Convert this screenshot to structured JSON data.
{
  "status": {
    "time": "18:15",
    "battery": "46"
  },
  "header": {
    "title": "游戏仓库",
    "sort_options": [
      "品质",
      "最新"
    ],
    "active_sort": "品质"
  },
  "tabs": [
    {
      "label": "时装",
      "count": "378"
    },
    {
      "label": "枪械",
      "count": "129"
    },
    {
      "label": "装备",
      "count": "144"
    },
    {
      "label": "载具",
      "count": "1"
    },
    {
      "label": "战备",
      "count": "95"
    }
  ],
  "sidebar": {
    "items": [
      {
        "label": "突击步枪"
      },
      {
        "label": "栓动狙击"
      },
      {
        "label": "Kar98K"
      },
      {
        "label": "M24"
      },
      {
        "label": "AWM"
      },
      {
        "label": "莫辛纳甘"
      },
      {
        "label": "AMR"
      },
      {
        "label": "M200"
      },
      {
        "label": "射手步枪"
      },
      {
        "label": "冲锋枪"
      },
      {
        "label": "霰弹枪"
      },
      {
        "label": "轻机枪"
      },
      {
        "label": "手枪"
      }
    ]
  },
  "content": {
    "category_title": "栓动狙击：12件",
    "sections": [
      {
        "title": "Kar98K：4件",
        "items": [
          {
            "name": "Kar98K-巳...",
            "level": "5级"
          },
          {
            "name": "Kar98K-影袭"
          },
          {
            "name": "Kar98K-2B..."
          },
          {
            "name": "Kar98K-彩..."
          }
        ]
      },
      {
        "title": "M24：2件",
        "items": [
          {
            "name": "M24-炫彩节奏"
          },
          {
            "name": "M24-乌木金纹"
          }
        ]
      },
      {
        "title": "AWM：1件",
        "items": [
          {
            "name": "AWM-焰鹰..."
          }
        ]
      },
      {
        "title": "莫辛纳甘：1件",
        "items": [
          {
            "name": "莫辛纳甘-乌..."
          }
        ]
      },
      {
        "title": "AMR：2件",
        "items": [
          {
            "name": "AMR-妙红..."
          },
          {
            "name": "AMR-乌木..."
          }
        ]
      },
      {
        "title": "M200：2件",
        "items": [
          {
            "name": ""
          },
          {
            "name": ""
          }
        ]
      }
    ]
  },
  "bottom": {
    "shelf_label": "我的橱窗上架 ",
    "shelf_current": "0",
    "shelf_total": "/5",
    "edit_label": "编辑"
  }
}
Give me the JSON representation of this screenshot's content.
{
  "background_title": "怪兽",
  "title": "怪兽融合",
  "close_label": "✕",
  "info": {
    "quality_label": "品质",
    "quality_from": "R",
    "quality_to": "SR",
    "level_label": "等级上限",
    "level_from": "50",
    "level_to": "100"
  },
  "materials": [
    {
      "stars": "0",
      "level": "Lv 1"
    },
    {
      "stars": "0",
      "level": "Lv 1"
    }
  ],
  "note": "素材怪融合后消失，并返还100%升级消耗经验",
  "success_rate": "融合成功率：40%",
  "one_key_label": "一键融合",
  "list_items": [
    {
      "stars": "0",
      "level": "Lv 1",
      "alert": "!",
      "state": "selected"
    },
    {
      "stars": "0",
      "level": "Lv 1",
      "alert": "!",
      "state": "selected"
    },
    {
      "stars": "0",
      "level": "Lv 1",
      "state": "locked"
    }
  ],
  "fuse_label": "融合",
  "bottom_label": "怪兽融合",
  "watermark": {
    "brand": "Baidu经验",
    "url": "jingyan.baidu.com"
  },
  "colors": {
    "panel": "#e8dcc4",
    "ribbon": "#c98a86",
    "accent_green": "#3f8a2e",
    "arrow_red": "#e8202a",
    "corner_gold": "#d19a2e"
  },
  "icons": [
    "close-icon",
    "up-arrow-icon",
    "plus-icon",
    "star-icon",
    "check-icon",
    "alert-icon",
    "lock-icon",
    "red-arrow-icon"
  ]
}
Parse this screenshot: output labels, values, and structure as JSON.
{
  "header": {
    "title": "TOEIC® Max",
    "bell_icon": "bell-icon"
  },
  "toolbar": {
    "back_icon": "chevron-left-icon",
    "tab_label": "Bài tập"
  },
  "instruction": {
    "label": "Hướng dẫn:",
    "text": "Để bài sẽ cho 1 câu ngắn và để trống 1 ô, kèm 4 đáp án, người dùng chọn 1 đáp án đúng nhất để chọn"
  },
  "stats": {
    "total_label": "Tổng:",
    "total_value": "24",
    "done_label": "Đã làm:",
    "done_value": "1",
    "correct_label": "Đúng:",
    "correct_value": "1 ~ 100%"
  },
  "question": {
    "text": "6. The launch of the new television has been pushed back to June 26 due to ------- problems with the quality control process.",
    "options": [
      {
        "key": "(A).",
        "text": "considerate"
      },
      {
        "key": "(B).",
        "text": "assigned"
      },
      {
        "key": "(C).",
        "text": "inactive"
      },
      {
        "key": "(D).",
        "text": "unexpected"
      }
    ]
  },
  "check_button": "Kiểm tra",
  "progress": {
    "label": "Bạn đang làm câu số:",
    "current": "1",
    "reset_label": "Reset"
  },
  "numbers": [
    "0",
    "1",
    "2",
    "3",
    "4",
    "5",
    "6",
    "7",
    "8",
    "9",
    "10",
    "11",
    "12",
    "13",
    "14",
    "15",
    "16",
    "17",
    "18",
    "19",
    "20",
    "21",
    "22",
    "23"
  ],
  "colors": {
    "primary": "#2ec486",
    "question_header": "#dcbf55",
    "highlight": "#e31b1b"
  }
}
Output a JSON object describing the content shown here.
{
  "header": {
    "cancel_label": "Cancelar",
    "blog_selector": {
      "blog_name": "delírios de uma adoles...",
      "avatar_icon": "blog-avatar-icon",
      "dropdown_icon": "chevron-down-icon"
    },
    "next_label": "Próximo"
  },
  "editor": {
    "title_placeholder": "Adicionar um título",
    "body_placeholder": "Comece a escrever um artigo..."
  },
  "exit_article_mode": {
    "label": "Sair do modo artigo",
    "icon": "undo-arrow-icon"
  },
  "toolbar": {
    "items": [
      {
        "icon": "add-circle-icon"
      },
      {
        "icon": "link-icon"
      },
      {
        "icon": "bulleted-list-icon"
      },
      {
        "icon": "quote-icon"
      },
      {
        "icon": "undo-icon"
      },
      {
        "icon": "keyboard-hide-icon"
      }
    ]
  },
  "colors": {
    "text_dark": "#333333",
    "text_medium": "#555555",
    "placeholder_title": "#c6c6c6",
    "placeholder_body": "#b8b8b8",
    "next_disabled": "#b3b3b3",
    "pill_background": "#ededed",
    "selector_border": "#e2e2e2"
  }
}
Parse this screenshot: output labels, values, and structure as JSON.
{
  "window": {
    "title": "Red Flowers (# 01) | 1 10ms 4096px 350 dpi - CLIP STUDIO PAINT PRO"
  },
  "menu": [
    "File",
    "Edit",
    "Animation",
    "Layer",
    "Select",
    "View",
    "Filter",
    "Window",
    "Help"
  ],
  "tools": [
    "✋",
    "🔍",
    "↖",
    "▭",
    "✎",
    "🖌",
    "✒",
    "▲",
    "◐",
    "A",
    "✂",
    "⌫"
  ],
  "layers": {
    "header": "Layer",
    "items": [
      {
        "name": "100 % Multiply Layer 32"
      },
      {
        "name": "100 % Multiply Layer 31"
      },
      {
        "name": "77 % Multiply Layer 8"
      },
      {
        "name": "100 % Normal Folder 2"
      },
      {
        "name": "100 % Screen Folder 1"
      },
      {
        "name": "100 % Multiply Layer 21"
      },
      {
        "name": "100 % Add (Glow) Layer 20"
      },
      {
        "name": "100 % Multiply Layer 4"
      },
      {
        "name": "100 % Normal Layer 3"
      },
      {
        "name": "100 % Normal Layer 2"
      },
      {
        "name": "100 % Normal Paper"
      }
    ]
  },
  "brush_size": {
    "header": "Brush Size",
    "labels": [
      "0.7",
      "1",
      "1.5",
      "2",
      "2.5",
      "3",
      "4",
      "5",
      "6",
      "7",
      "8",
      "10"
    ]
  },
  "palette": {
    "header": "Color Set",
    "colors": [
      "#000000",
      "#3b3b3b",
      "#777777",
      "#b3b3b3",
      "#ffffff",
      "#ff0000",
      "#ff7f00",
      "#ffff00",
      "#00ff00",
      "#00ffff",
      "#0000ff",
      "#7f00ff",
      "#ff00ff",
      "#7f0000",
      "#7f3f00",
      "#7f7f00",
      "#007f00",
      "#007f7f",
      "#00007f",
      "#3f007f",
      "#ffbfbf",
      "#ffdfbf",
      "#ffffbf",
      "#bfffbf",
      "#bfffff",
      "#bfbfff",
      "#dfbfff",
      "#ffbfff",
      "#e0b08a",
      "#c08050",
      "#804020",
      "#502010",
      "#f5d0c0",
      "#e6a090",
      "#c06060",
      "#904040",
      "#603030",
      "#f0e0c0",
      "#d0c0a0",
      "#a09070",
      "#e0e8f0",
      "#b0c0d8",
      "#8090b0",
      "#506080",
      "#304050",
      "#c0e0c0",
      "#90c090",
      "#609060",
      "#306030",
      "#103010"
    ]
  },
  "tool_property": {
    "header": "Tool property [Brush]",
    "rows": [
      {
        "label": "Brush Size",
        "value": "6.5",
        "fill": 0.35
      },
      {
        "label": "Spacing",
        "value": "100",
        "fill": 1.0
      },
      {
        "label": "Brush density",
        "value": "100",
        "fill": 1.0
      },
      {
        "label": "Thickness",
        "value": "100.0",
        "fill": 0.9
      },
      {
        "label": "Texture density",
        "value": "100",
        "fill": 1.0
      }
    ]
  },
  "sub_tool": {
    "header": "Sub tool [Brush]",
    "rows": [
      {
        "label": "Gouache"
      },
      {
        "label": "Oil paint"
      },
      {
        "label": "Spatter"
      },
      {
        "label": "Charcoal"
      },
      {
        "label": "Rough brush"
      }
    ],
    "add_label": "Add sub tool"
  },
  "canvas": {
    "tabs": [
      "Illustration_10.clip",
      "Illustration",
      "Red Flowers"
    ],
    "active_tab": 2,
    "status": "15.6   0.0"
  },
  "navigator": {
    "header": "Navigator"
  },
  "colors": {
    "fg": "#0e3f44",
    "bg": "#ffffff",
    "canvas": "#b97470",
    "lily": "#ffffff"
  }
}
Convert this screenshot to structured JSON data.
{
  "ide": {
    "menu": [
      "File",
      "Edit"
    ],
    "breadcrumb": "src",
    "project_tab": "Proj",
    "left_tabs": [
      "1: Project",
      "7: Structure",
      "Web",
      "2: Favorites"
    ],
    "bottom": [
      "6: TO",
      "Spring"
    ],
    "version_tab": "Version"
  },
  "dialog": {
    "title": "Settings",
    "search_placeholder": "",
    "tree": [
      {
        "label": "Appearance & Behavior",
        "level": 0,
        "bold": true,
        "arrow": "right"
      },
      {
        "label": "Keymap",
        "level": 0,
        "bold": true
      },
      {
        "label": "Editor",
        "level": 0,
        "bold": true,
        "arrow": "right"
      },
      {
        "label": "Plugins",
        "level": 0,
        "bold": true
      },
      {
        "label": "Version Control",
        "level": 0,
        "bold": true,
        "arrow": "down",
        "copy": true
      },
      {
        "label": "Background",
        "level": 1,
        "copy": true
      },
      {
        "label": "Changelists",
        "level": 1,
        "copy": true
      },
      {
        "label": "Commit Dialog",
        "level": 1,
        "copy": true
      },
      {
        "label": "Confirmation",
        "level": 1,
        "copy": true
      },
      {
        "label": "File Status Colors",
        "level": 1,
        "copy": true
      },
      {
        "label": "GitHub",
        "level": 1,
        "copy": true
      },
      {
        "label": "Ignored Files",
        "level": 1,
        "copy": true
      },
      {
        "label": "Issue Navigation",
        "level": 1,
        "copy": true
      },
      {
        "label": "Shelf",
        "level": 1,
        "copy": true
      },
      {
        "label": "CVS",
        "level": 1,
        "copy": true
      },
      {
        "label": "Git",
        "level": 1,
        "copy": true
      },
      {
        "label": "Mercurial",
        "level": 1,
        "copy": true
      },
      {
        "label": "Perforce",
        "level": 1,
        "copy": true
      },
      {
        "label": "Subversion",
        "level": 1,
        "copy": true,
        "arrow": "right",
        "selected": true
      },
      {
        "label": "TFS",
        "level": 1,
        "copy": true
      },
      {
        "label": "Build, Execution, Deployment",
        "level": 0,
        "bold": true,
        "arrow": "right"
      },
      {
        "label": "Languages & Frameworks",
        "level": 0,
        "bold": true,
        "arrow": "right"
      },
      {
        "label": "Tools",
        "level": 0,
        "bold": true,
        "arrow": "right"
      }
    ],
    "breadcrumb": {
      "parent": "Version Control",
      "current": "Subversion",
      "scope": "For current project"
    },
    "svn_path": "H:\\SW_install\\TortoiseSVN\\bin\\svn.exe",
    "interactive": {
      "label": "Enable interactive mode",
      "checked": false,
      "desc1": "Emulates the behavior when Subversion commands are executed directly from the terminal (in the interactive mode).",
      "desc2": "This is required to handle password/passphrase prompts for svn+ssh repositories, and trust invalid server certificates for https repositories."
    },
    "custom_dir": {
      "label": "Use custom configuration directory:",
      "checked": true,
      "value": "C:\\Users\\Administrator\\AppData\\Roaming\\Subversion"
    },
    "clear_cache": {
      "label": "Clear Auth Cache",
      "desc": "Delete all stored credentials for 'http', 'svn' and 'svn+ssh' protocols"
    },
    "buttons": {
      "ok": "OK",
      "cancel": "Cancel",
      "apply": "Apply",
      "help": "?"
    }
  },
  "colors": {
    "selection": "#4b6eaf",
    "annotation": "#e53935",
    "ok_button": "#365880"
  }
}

━━━━━━━━━━━━━━━━━━━━

*YOUR TASK*: Search the preceding listing for "Multiply" and extract every line where it is found.

*TASK SOLUTION*:
        "name": "100 % Multiply Layer 32"
        "name": "100 % Multiply Layer 31"
        "name": "77 % Multiply Layer 8"
        "name": "100 % Multiply Layer 21"
        "name": "100 % Multiply Layer 4"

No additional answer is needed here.